- [Excerpted records]
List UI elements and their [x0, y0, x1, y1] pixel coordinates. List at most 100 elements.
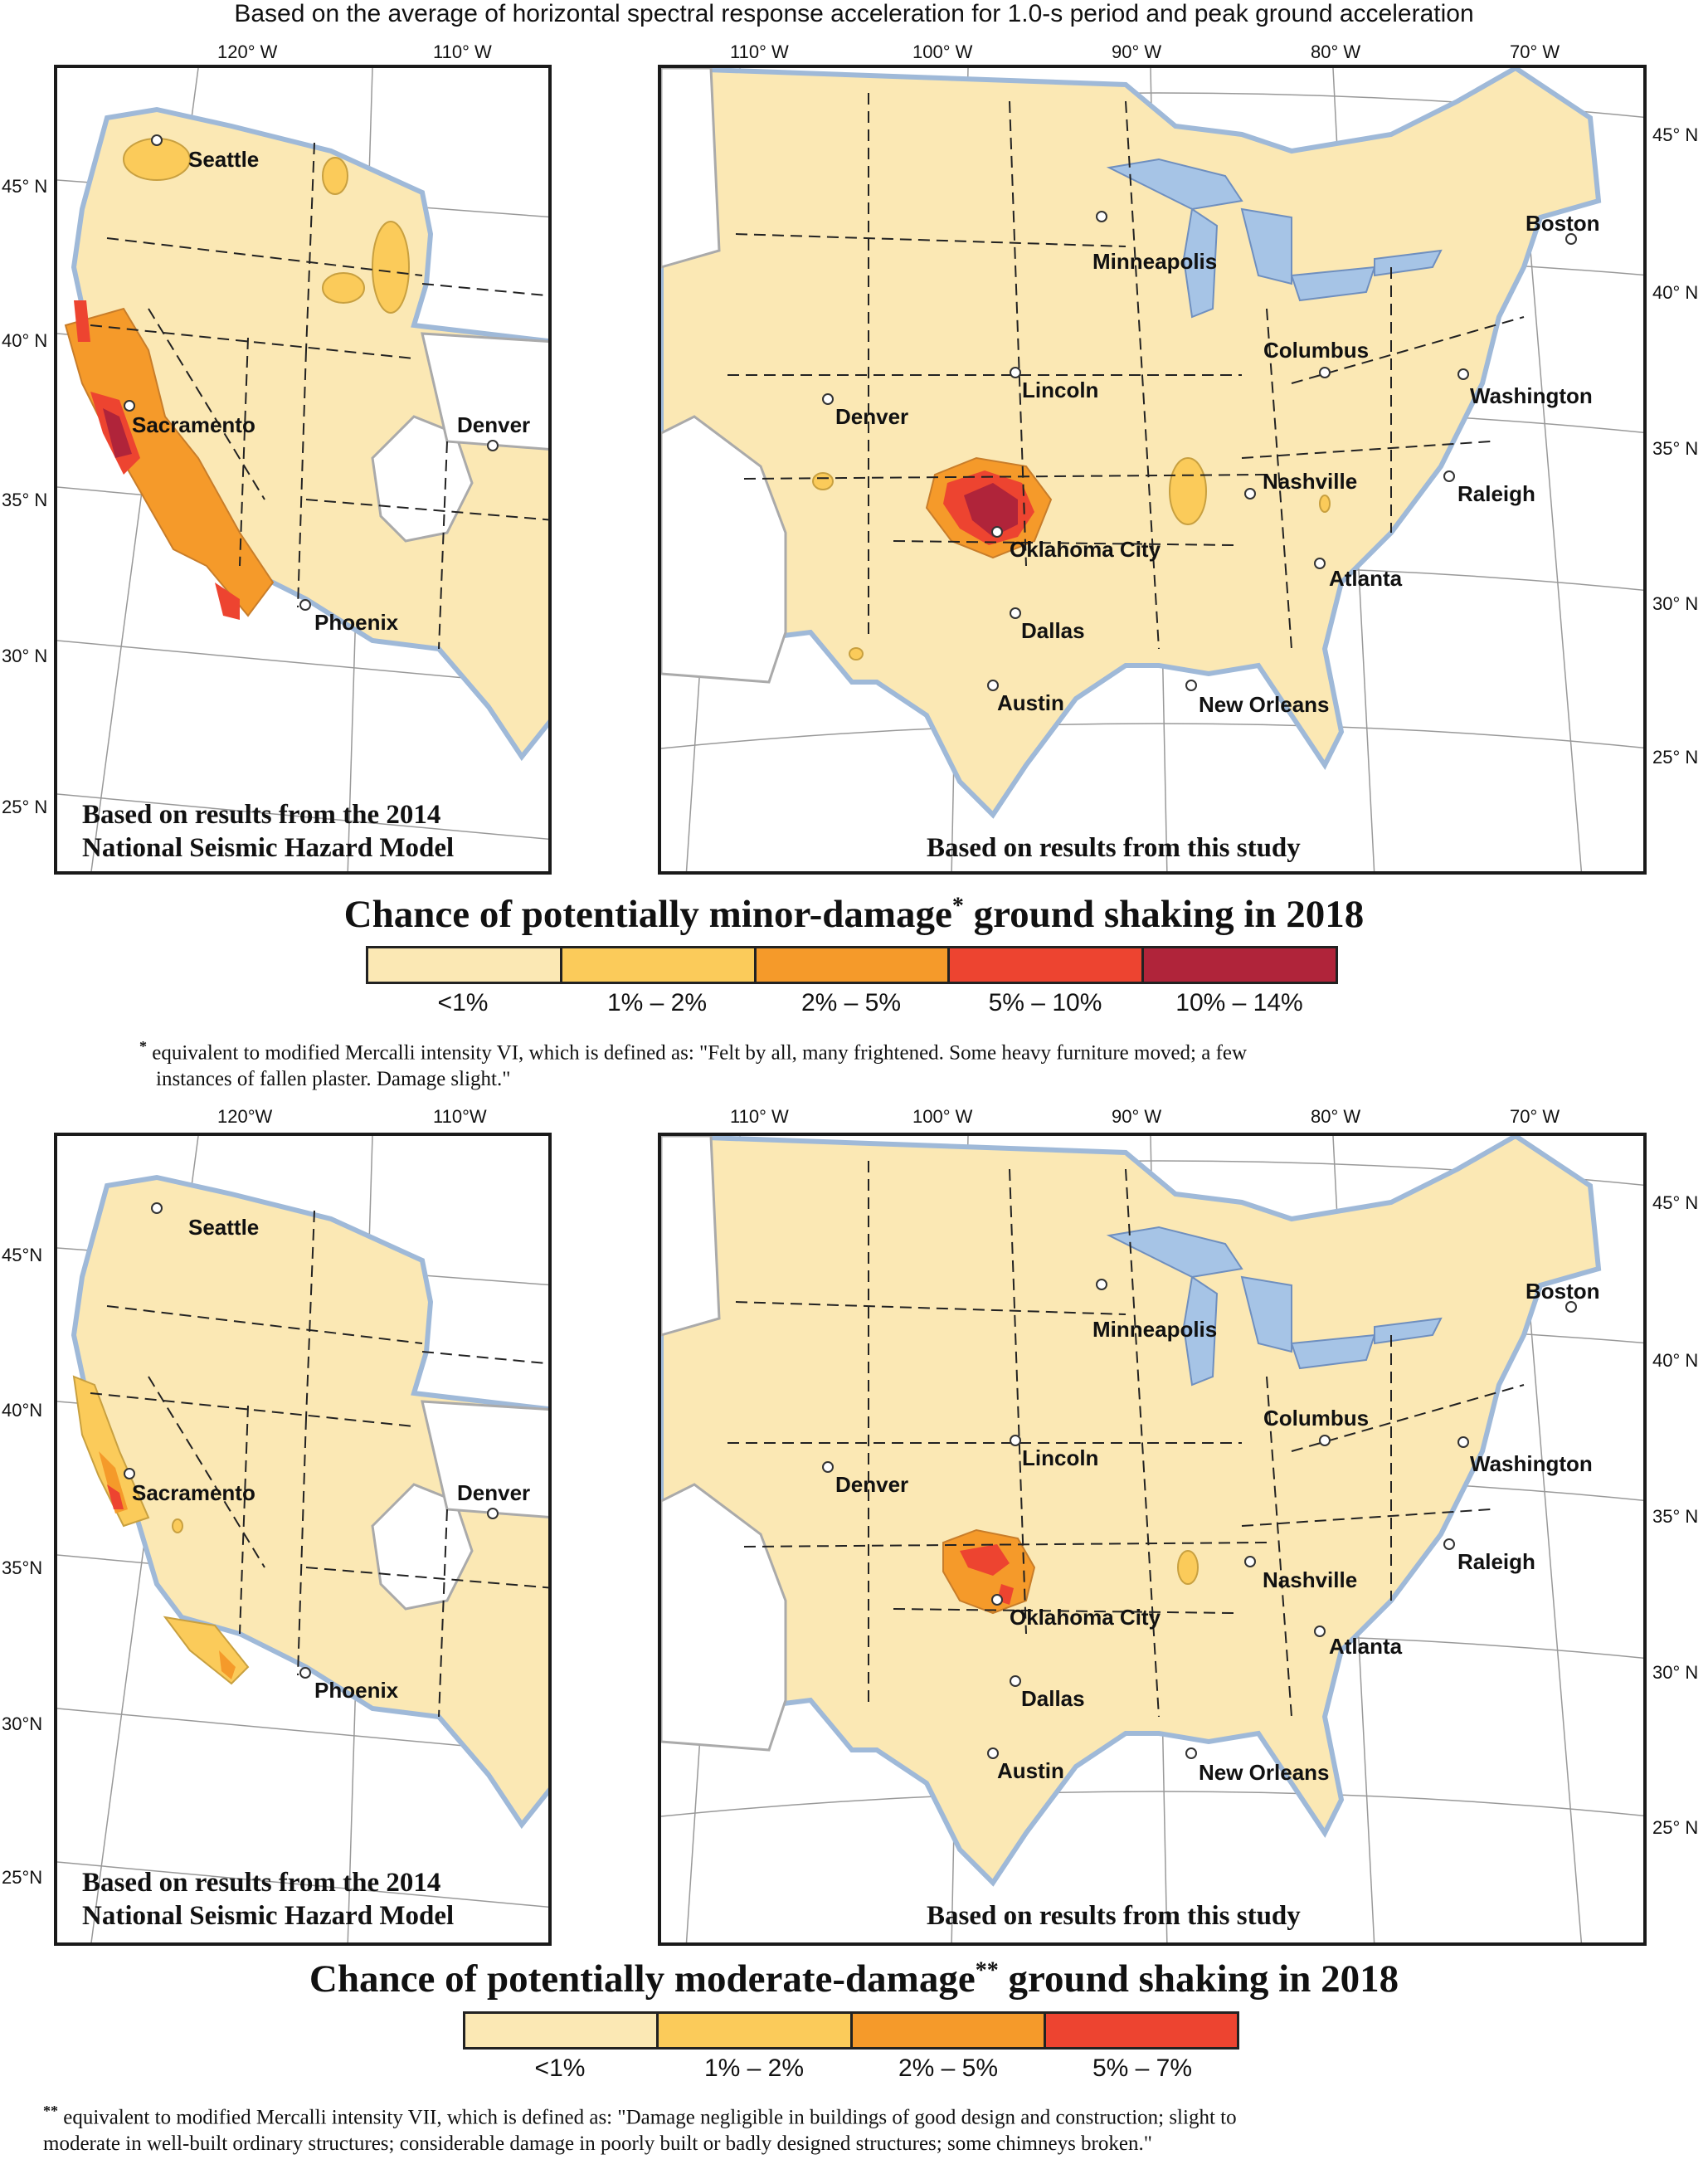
city-marker	[987, 680, 999, 691]
city-marker	[1457, 1436, 1469, 1448]
city-label: Seattle	[188, 147, 260, 172]
east-map-panel: Minneapolis Boston Columbus Lincoln Denv…	[658, 1133, 1647, 1946]
city-label: Washington	[1470, 1451, 1593, 1476]
lat-label: 30° N	[1652, 1662, 1699, 1683]
city-marker	[299, 599, 311, 611]
east-caption: Based on results from this study	[927, 833, 1301, 863]
city-marker	[1457, 368, 1469, 380]
legend-swatch	[659, 2014, 853, 2047]
city-marker	[1565, 1301, 1577, 1313]
lon-label: 120° W	[217, 41, 278, 62]
city-label: Dallas	[1021, 1686, 1085, 1711]
city-label: Nashville	[1263, 1567, 1358, 1592]
legend-label: <1%	[437, 989, 489, 1016]
legend-title: Chance of potentially minor-damage* grou…	[343, 893, 1365, 936]
city-marker	[822, 393, 834, 405]
lat-label: 45° N	[1652, 124, 1699, 145]
lon-label: 120°W	[217, 1106, 273, 1127]
city-marker	[1096, 1279, 1107, 1290]
city-label: Lincoln	[1022, 1445, 1099, 1470]
footnote: * equivalent to modified Mercalli intens…	[139, 1038, 1248, 1091]
lat-label: 35°N	[2, 1557, 43, 1578]
east-map	[661, 1136, 1643, 1942]
lon-label: 70° W	[1510, 41, 1560, 62]
east-caption: Based on results from this study	[927, 1901, 1301, 1931]
legend-label: 2% – 5%	[800, 989, 902, 1016]
legend-label: 5% – 7%	[1092, 2054, 1193, 2082]
lon-label: 110° W	[433, 41, 492, 62]
lon-label: 80° W	[1311, 41, 1361, 62]
lon-label: 110° W	[730, 1106, 789, 1127]
lat-label: 45° N	[1652, 1192, 1699, 1213]
city-marker	[1314, 558, 1326, 569]
city-label: Atlanta	[1329, 566, 1403, 591]
lat-label: 25° N	[1652, 747, 1699, 768]
legend-label: 5% – 10%	[988, 989, 1102, 1016]
legend-swatch	[1144, 948, 1336, 982]
city-marker	[151, 134, 163, 146]
west-caption: Based on results from the 2014 National …	[82, 1868, 455, 1931]
lon-label: 90° W	[1112, 1106, 1162, 1127]
city-marker	[1443, 1538, 1455, 1550]
lat-label: 40° N	[1652, 1350, 1699, 1371]
legend-swatch	[852, 2014, 1046, 2047]
city-label: Sacramento	[132, 1480, 255, 1505]
lon-label: 100° W	[912, 41, 973, 62]
city-marker	[1314, 1626, 1326, 1637]
city-label: Dallas	[1021, 618, 1085, 643]
east-map	[661, 68, 1643, 871]
city-label: Seattle	[188, 1215, 260, 1240]
lat-label: 40° N	[2, 330, 48, 351]
city-marker	[822, 1461, 834, 1473]
city-marker	[1319, 367, 1331, 378]
legend-swatch	[950, 948, 1145, 982]
legend-swatch	[465, 2014, 659, 2047]
legend-label: 1% – 2%	[703, 2054, 805, 2082]
city-label: Raleigh	[1457, 481, 1535, 506]
legend-title: Chance of potentially moderate-damage** …	[309, 1957, 1399, 2001]
city-label: Nashville	[1263, 469, 1358, 494]
lat-label: 25° N	[2, 797, 48, 817]
west-map	[57, 68, 548, 871]
lat-label: 35° N	[2, 490, 48, 510]
city-marker	[124, 400, 135, 412]
city-marker	[1244, 1556, 1256, 1567]
header-note: Based on the average of horizontal spect…	[234, 0, 1474, 27]
west-map-panel: 120° W Seattle Sacramento Denver Phoenix…	[54, 65, 552, 875]
east-land	[661, 68, 1602, 819]
city-label: Oklahoma City	[1010, 1605, 1161, 1630]
lat-label: 25° N	[1652, 1817, 1699, 1838]
city-marker	[299, 1667, 311, 1679]
legend-bar	[366, 946, 1338, 984]
city-marker	[1010, 1675, 1021, 1687]
legend-label: <1%	[534, 2054, 586, 2082]
lat-label: 45°N	[2, 1245, 43, 1265]
legend-swatch	[562, 948, 757, 982]
city-marker	[1244, 488, 1256, 500]
lat-label: 40°N	[2, 1400, 43, 1421]
legend-swatch	[756, 948, 951, 982]
legend-bar	[463, 2011, 1239, 2050]
city-label: Columbus	[1263, 338, 1370, 363]
lon-label: 110°W	[433, 1106, 487, 1127]
city-marker	[1185, 680, 1197, 691]
city-marker	[1443, 470, 1455, 482]
west-map-panel: Seattle Sacramento Denver Phoenix Based …	[54, 1133, 552, 1946]
city-marker	[991, 526, 1003, 538]
city-label: Denver	[457, 1480, 531, 1505]
city-label: Boston	[1526, 211, 1600, 236]
city-label: Phoenix	[314, 610, 399, 635]
footnote: ** equivalent to modified Mercalli inten…	[43, 2103, 1237, 2156]
city-marker	[991, 1594, 1003, 1606]
east-land	[661, 1136, 1602, 1887]
west-caption: Based on results from the 2014 National …	[82, 800, 455, 863]
legend-swatch	[1045, 2014, 1237, 2047]
city-label: Denver	[457, 412, 531, 437]
lat-label: 30° N	[2, 646, 48, 666]
city-marker	[1565, 233, 1577, 245]
legend-labels: <1% 1% – 2% 2% – 5% 5% – 7%	[463, 2054, 1239, 2088]
city-label: Oklahoma City	[1010, 537, 1161, 562]
city-label: New Orleans	[1199, 692, 1330, 717]
city-marker	[487, 1508, 499, 1519]
city-label: Austin	[997, 690, 1064, 715]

- [What this task involves] Swap every "city-marker" in the records above for "place-marker" and leave all other text unchanged. Omit the pictures from the output.

- [Final result]
List UI elements and their [x0, y0, x1, y1] pixel coordinates. List at most 100 elements.
place-marker	[987, 680, 999, 691]
place-marker	[1457, 1436, 1469, 1448]
city-label: Seattle	[188, 147, 260, 172]
east-map-panel: Minneapolis Boston Columbus Lincoln Denv…	[658, 1133, 1647, 1946]
city-label: Washington	[1470, 1451, 1593, 1476]
lat-label: 30° N	[1652, 1662, 1699, 1683]
place-marker	[299, 599, 311, 611]
east-caption: Based on results from this study	[927, 833, 1301, 863]
place-marker	[1457, 368, 1469, 380]
legend-swatch	[659, 2014, 853, 2047]
place-marker	[1565, 1301, 1577, 1313]
lon-label: 120° W	[217, 41, 278, 62]
city-label: Dallas	[1021, 1686, 1085, 1711]
city-label: Nashville	[1263, 1567, 1358, 1592]
legend-label: <1%	[437, 989, 489, 1016]
legend-title: Chance of potentially minor-damage* grou…	[343, 893, 1365, 936]
place-marker	[822, 393, 834, 405]
lat-label: 45° N	[1652, 124, 1699, 145]
lon-label: 120°W	[217, 1106, 273, 1127]
place-marker	[1096, 1279, 1107, 1290]
city-label: Lincoln	[1022, 1445, 1099, 1470]
footnote: * equivalent to modified Mercalli intens…	[139, 1038, 1248, 1091]
lat-label: 35°N	[2, 1557, 43, 1578]
east-map	[661, 1136, 1643, 1942]
lon-label: 70° W	[1510, 41, 1560, 62]
east-caption: Based on results from this study	[927, 1901, 1301, 1931]
legend-label: 2% – 5%	[800, 989, 902, 1016]
legend-label: 5% – 7%	[1092, 2054, 1193, 2082]
lon-label: 110° W	[433, 41, 492, 62]
lon-label: 80° W	[1311, 41, 1361, 62]
lon-label: 110° W	[730, 1106, 789, 1127]
lat-label: 45° N	[1652, 1192, 1699, 1213]
place-marker	[1314, 558, 1326, 569]
city-label: Atlanta	[1329, 566, 1403, 591]
lat-label: 25° N	[1652, 747, 1699, 768]
legend-label: 5% – 10%	[988, 989, 1102, 1016]
legend-swatch	[1144, 948, 1336, 982]
place-marker	[151, 134, 163, 146]
west-caption: Based on results from the 2014 National …	[82, 1868, 455, 1931]
lon-label: 90° W	[1112, 1106, 1162, 1127]
place-marker	[1443, 1538, 1455, 1550]
lat-label: 40° N	[1652, 1350, 1699, 1371]
legend-swatch	[852, 2014, 1046, 2047]
city-label: Sacramento	[132, 1480, 255, 1505]
lon-label: 100° W	[912, 41, 973, 62]
place-marker	[1314, 1626, 1326, 1637]
city-label: Dallas	[1021, 618, 1085, 643]
east-map	[661, 68, 1643, 871]
city-label: Seattle	[188, 1215, 260, 1240]
lat-label: 40° N	[2, 330, 48, 351]
place-marker	[822, 1461, 834, 1473]
place-marker	[1319, 367, 1331, 378]
legend-swatch	[950, 948, 1145, 982]
legend-swatch	[465, 2014, 659, 2047]
legend-label: 1% – 2%	[703, 2054, 805, 2082]
city-label: Raleigh	[1457, 481, 1535, 506]
legend-title: Chance of potentially moderate-damage** …	[309, 1957, 1399, 2001]
city-label: Nashville	[1263, 469, 1358, 494]
lat-label: 25° N	[2, 797, 48, 817]
west-map	[57, 68, 548, 871]
lat-label: 35° N	[2, 490, 48, 510]
place-marker	[124, 400, 135, 412]
place-marker	[1244, 1556, 1256, 1567]
header-note: Based on the average of horizontal spect…	[234, 0, 1474, 27]
west-map-panel: 120° W Seattle Sacramento Denver Phoenix…	[54, 65, 552, 875]
east-land	[661, 68, 1602, 819]
city-label: Oklahoma City	[1010, 1605, 1161, 1630]
lat-label: 25° N	[1652, 1817, 1699, 1838]
place-marker	[299, 1667, 311, 1679]
legend-bar	[366, 946, 1338, 984]
place-marker	[1010, 1675, 1021, 1687]
legend-label: <1%	[534, 2054, 586, 2082]
lat-label: 45°N	[2, 1245, 43, 1265]
legend-swatch	[562, 948, 757, 982]
place-marker	[1244, 488, 1256, 500]
lat-label: 40°N	[2, 1400, 43, 1421]
legend-swatch	[756, 948, 951, 982]
legend-bar	[463, 2011, 1239, 2050]
city-label: Columbus	[1263, 338, 1370, 363]
lon-label: 110°W	[433, 1106, 487, 1127]
place-marker	[1185, 680, 1197, 691]
place-marker	[1443, 470, 1455, 482]
west-map-panel: Seattle Sacramento Denver Phoenix Based …	[54, 1133, 552, 1946]
place-marker	[991, 526, 1003, 538]
city-label: Denver	[457, 1480, 531, 1505]
city-label: Boston	[1526, 211, 1600, 236]
city-label: Phoenix	[314, 610, 399, 635]
footnote: ** equivalent to modified Mercalli inten…	[43, 2103, 1237, 2156]
place-marker	[991, 1594, 1003, 1606]
east-land	[661, 1136, 1602, 1887]
west-caption: Based on results from the 2014 National …	[82, 800, 455, 863]
legend-swatch	[1045, 2014, 1237, 2047]
city-label: Denver	[457, 412, 531, 437]
lat-label: 30° N	[2, 646, 48, 666]
place-marker	[1565, 233, 1577, 245]
legend-labels: <1% 1% – 2% 2% – 5% 5% – 7%	[463, 2054, 1239, 2088]
city-label: Oklahoma City	[1010, 537, 1161, 562]
city-label: New Orleans	[1199, 692, 1330, 717]
place-marker	[487, 1508, 499, 1519]
city-label: Austin	[997, 690, 1064, 715]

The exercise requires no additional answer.